* begin Entries supplied *
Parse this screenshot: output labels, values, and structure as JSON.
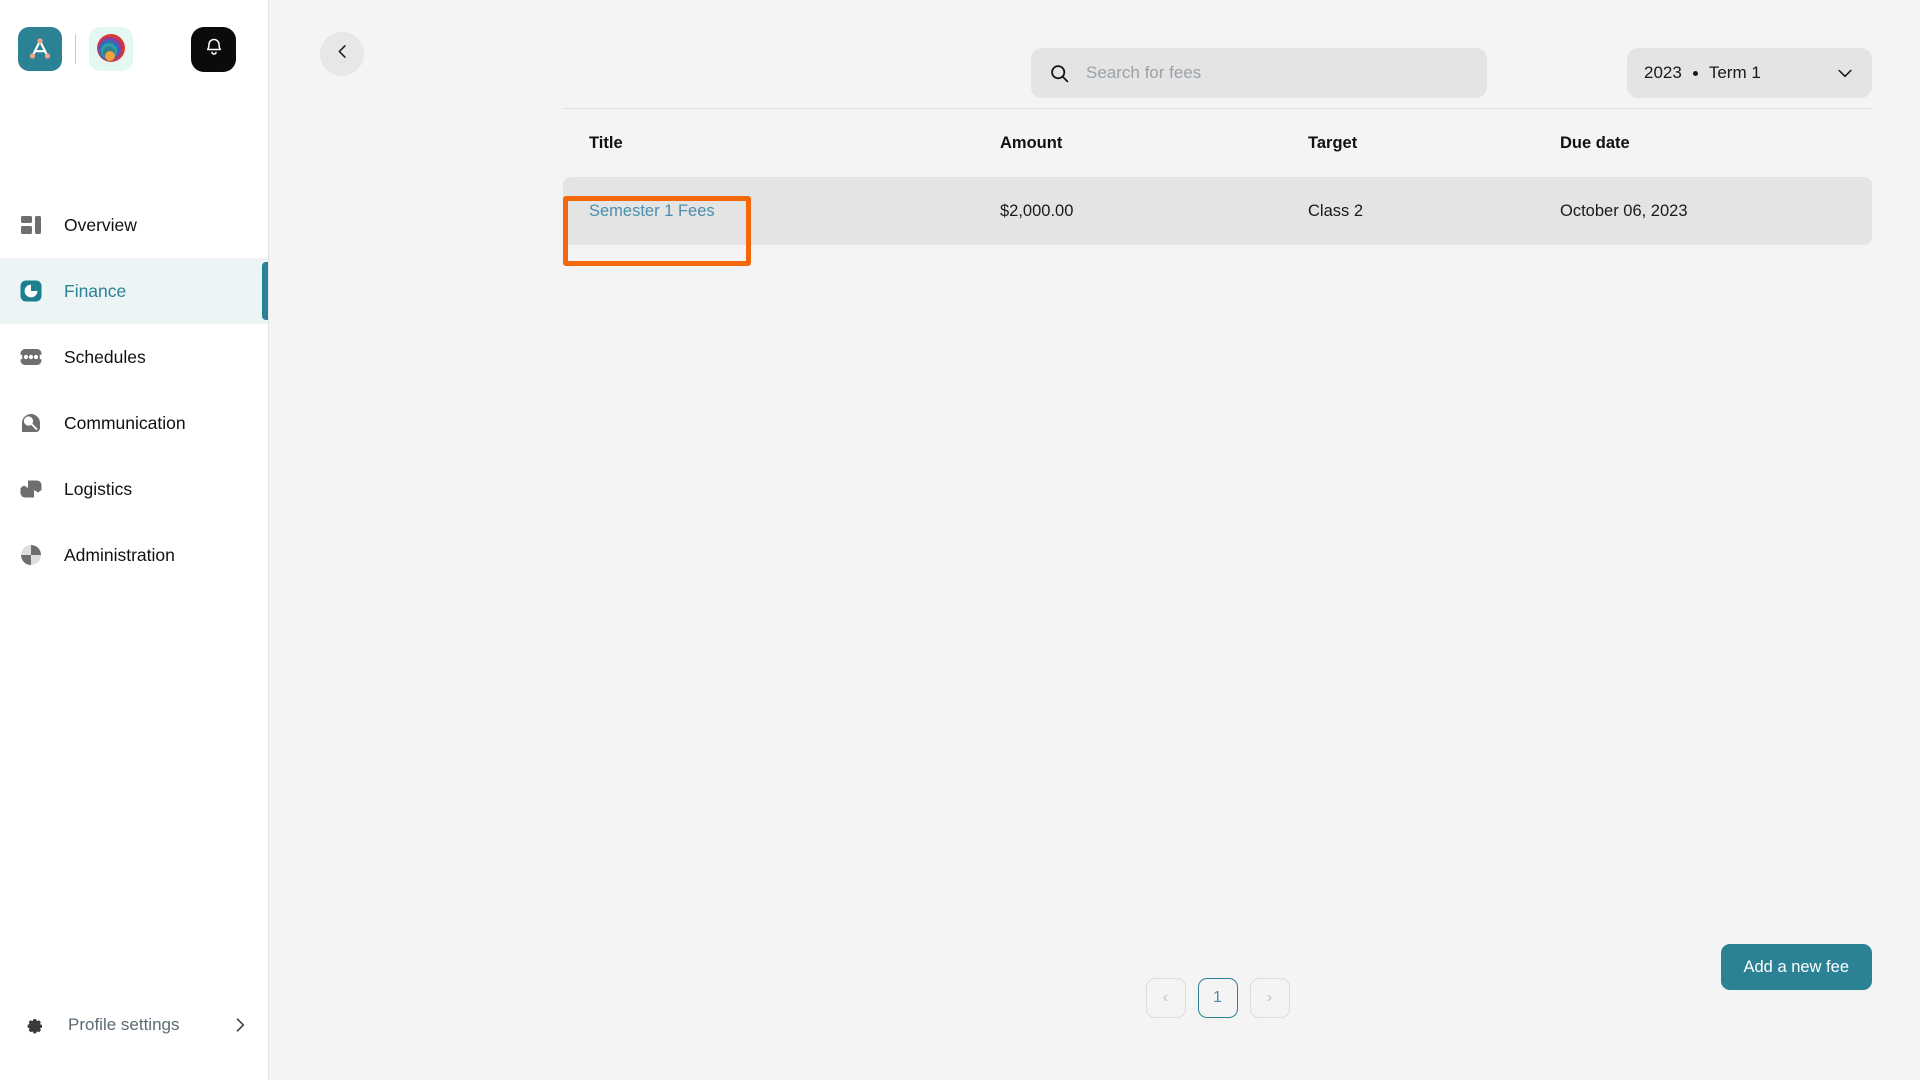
{
  "sidebar": {
    "brand": {
      "logo_primary": "logo-a-icon",
      "logo_secondary": "rainbow-emblem-icon",
      "notifications_icon": "bell-icon"
    },
    "items": [
      {
        "label": "Overview",
        "icon": "overview-icon",
        "active": false
      },
      {
        "label": "Finance",
        "icon": "finance-pie-icon",
        "active": true
      },
      {
        "label": "Schedules",
        "icon": "schedules-icon",
        "active": false
      },
      {
        "label": "Communication",
        "icon": "communication-icon",
        "active": false
      },
      {
        "label": "Logistics",
        "icon": "logistics-box-icon",
        "active": false
      },
      {
        "label": "Administration",
        "icon": "administration-icon",
        "active": false
      }
    ],
    "footer": {
      "label": "Profile settings",
      "icon": "gear-icon",
      "chevron": "chevron-right-icon"
    }
  },
  "topbar": {
    "back_icon": "chevron-left-icon",
    "search": {
      "icon": "search-icon",
      "placeholder": "Search for fees",
      "value": ""
    },
    "term_selector": {
      "year": "2023",
      "separator": "•",
      "term": "Term 1",
      "chevron": "chevron-down-icon"
    }
  },
  "table": {
    "columns": [
      "Title",
      "Amount",
      "Target",
      "Due date"
    ],
    "rows": [
      {
        "title": "Semester 1 Fees",
        "amount": "$2,000.00",
        "target": "Class 2",
        "due_date": "October 06, 2023"
      }
    ]
  },
  "pagination": {
    "prev": "‹",
    "pages": [
      "1"
    ],
    "current": "1",
    "next": "›"
  },
  "actions": {
    "add_fee_label": "Add a new fee"
  },
  "colors": {
    "accent_teal": "#2b8295",
    "link_blue": "#4a8fad",
    "highlight_orange": "#f4680c",
    "active_nav_bg": "#ecf4f5",
    "row_bg": "#e4e4e4",
    "canvas": "#f4f4f4"
  }
}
* end Entries supplied *
* [Your goal]
Write the records out once more, exactly as they appear, with no pictures.

* [Written answer]
Parse this screenshot: output labels, values, and structure as JSON.
{
  "sidebar": {
    "brand": {
      "logo_primary": "logo-a-icon",
      "logo_secondary": "rainbow-emblem-icon",
      "notifications_icon": "bell-icon"
    },
    "items": [
      {
        "label": "Overview",
        "icon": "overview-icon",
        "active": false
      },
      {
        "label": "Finance",
        "icon": "finance-pie-icon",
        "active": true
      },
      {
        "label": "Schedules",
        "icon": "schedules-icon",
        "active": false
      },
      {
        "label": "Communication",
        "icon": "communication-icon",
        "active": false
      },
      {
        "label": "Logistics",
        "icon": "logistics-box-icon",
        "active": false
      },
      {
        "label": "Administration",
        "icon": "administration-icon",
        "active": false
      }
    ],
    "footer": {
      "label": "Profile settings",
      "icon": "gear-icon",
      "chevron": "chevron-right-icon"
    }
  },
  "topbar": {
    "back_icon": "chevron-left-icon",
    "search": {
      "icon": "search-icon",
      "placeholder": "Search for fees",
      "value": ""
    },
    "term_selector": {
      "year": "2023",
      "separator": "•",
      "term": "Term 1",
      "chevron": "chevron-down-icon"
    }
  },
  "table": {
    "columns": [
      "Title",
      "Amount",
      "Target",
      "Due date"
    ],
    "rows": [
      {
        "title": "Semester 1 Fees",
        "amount": "$2,000.00",
        "target": "Class 2",
        "due_date": "October 06, 2023"
      }
    ]
  },
  "pagination": {
    "prev": "‹",
    "pages": [
      "1"
    ],
    "current": "1",
    "next": "›"
  },
  "actions": {
    "add_fee_label": "Add a new fee"
  },
  "colors": {
    "accent_teal": "#2b8295",
    "link_blue": "#4a8fad",
    "highlight_orange": "#f4680c",
    "active_nav_bg": "#ecf4f5",
    "row_bg": "#e4e4e4",
    "canvas": "#f4f4f4"
  }
}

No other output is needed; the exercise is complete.